Objective: Transcribe the records that follow. Keep every word exactly, and drop the pictures.

-- Begin Available records --

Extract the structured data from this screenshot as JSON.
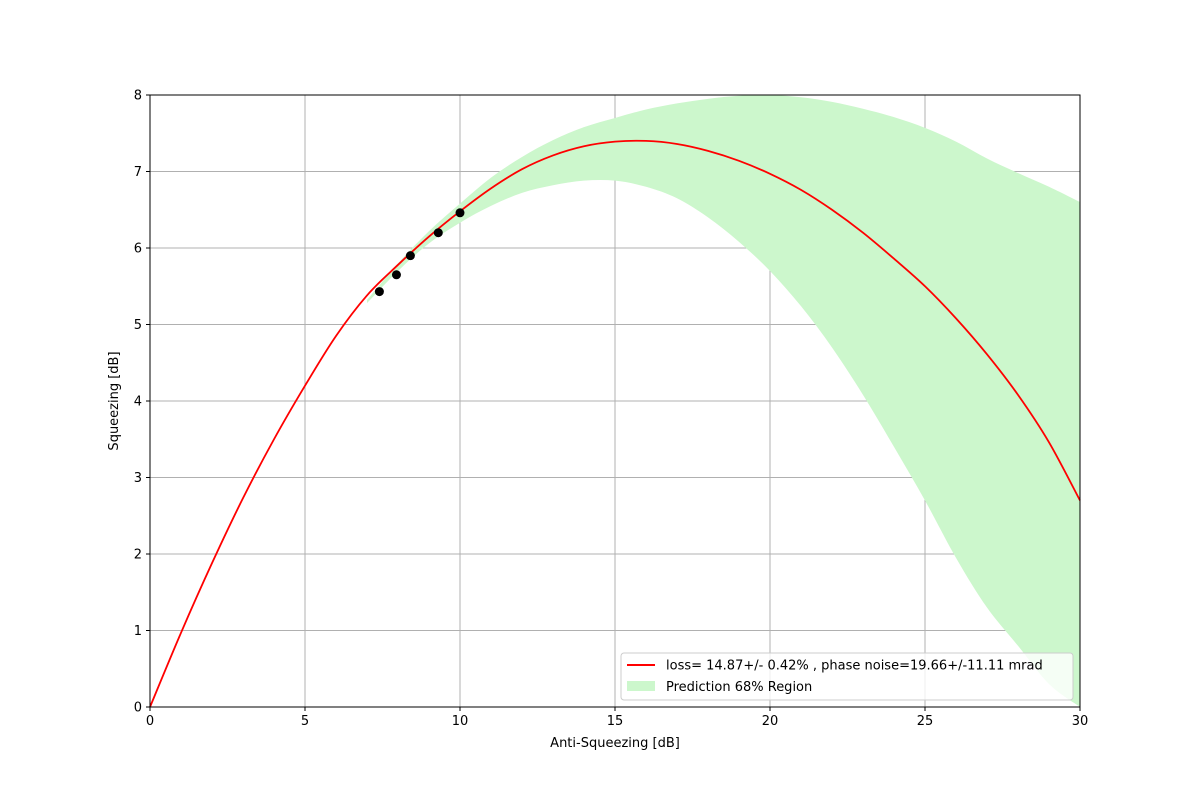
{
  "chart_data": {
    "type": "line",
    "xlabel": "Anti-Squeezing [dB]",
    "ylabel": "Squeezing [dB]",
    "xlim": [
      0,
      30
    ],
    "ylim": [
      0,
      8
    ],
    "xticks": [
      "0",
      "5",
      "10",
      "15",
      "20",
      "25",
      "30"
    ],
    "yticks": [
      "0",
      "1",
      "2",
      "3",
      "4",
      "5",
      "6",
      "7",
      "8"
    ],
    "grid": true,
    "legend_position": "lower-right",
    "series": [
      {
        "name": "loss= 14.87+/- 0.42% , phase noise=19.66+/-11.11 mrad",
        "kind": "line",
        "color": "#ff0000",
        "x": [
          0,
          1,
          2,
          3,
          4,
          5,
          6,
          7,
          8,
          9,
          10,
          11,
          12,
          13,
          14,
          15,
          16,
          17,
          18,
          19,
          20,
          21,
          22,
          23,
          24,
          25,
          26,
          27,
          28,
          29,
          30
        ],
        "y": [
          0.0,
          0.97,
          1.88,
          2.73,
          3.5,
          4.2,
          4.85,
          5.38,
          5.78,
          6.15,
          6.48,
          6.78,
          7.03,
          7.21,
          7.33,
          7.39,
          7.4,
          7.36,
          7.27,
          7.14,
          6.97,
          6.76,
          6.5,
          6.2,
          5.86,
          5.5,
          5.08,
          4.61,
          4.08,
          3.46,
          2.7
        ]
      },
      {
        "name": "Prediction 68% Region",
        "kind": "band",
        "color": "#ccf7cc",
        "x": [
          7,
          8,
          9,
          10,
          11,
          12,
          13,
          14,
          15,
          16,
          17,
          18,
          19,
          20,
          21,
          22,
          23,
          24,
          25,
          26,
          27,
          28,
          29,
          30
        ],
        "upper": [
          5.32,
          5.8,
          6.22,
          6.58,
          6.92,
          7.19,
          7.41,
          7.58,
          7.7,
          7.81,
          7.89,
          7.95,
          7.99,
          8.0,
          7.97,
          7.91,
          7.82,
          7.71,
          7.57,
          7.39,
          7.17,
          6.98,
          6.8,
          6.6
        ],
        "lower": [
          5.28,
          5.7,
          6.06,
          6.33,
          6.55,
          6.72,
          6.82,
          6.88,
          6.88,
          6.8,
          6.65,
          6.4,
          6.08,
          5.7,
          5.24,
          4.7,
          4.08,
          3.4,
          2.7,
          1.95,
          1.3,
          0.8,
          0.3,
          0.0
        ]
      },
      {
        "name": "",
        "kind": "scatter",
        "color": "#000000",
        "x": [
          7.4,
          7.95,
          8.4,
          9.3,
          10.0
        ],
        "y": [
          5.43,
          5.65,
          5.9,
          6.2,
          6.46
        ]
      }
    ]
  }
}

-- End Available records --

Finished answer:
Extract the structured data from this screenshot as JSON.
{
  "chart_data": {
    "type": "line",
    "xlabel": "Anti-Squeezing [dB]",
    "ylabel": "Squeezing [dB]",
    "xlim": [
      0,
      30
    ],
    "ylim": [
      0,
      8
    ],
    "xticks": [
      "0",
      "5",
      "10",
      "15",
      "20",
      "25",
      "30"
    ],
    "yticks": [
      "0",
      "1",
      "2",
      "3",
      "4",
      "5",
      "6",
      "7",
      "8"
    ],
    "grid": true,
    "legend_position": "lower-right",
    "series": [
      {
        "name": "loss= 14.87+/- 0.42% , phase noise=19.66+/-11.11 mrad",
        "kind": "line",
        "color": "#ff0000",
        "x": [
          0,
          1,
          2,
          3,
          4,
          5,
          6,
          7,
          8,
          9,
          10,
          11,
          12,
          13,
          14,
          15,
          16,
          17,
          18,
          19,
          20,
          21,
          22,
          23,
          24,
          25,
          26,
          27,
          28,
          29,
          30
        ],
        "y": [
          0.0,
          0.97,
          1.88,
          2.73,
          3.5,
          4.2,
          4.85,
          5.38,
          5.78,
          6.15,
          6.48,
          6.78,
          7.03,
          7.21,
          7.33,
          7.39,
          7.4,
          7.36,
          7.27,
          7.14,
          6.97,
          6.76,
          6.5,
          6.2,
          5.86,
          5.5,
          5.08,
          4.61,
          4.08,
          3.46,
          2.7
        ]
      },
      {
        "name": "Prediction 68% Region",
        "kind": "band",
        "color": "#ccf7cc",
        "x": [
          7,
          8,
          9,
          10,
          11,
          12,
          13,
          14,
          15,
          16,
          17,
          18,
          19,
          20,
          21,
          22,
          23,
          24,
          25,
          26,
          27,
          28,
          29,
          30
        ],
        "upper": [
          5.32,
          5.8,
          6.22,
          6.58,
          6.92,
          7.19,
          7.41,
          7.58,
          7.7,
          7.81,
          7.89,
          7.95,
          7.99,
          8.0,
          7.97,
          7.91,
          7.82,
          7.71,
          7.57,
          7.39,
          7.17,
          6.98,
          6.8,
          6.6
        ],
        "lower": [
          5.28,
          5.7,
          6.06,
          6.33,
          6.55,
          6.72,
          6.82,
          6.88,
          6.88,
          6.8,
          6.65,
          6.4,
          6.08,
          5.7,
          5.24,
          4.7,
          4.08,
          3.4,
          2.7,
          1.95,
          1.3,
          0.8,
          0.3,
          0.0
        ]
      },
      {
        "name": "",
        "kind": "scatter",
        "color": "#000000",
        "x": [
          7.4,
          7.95,
          8.4,
          9.3,
          10.0
        ],
        "y": [
          5.43,
          5.65,
          5.9,
          6.2,
          6.46
        ]
      }
    ]
  }
}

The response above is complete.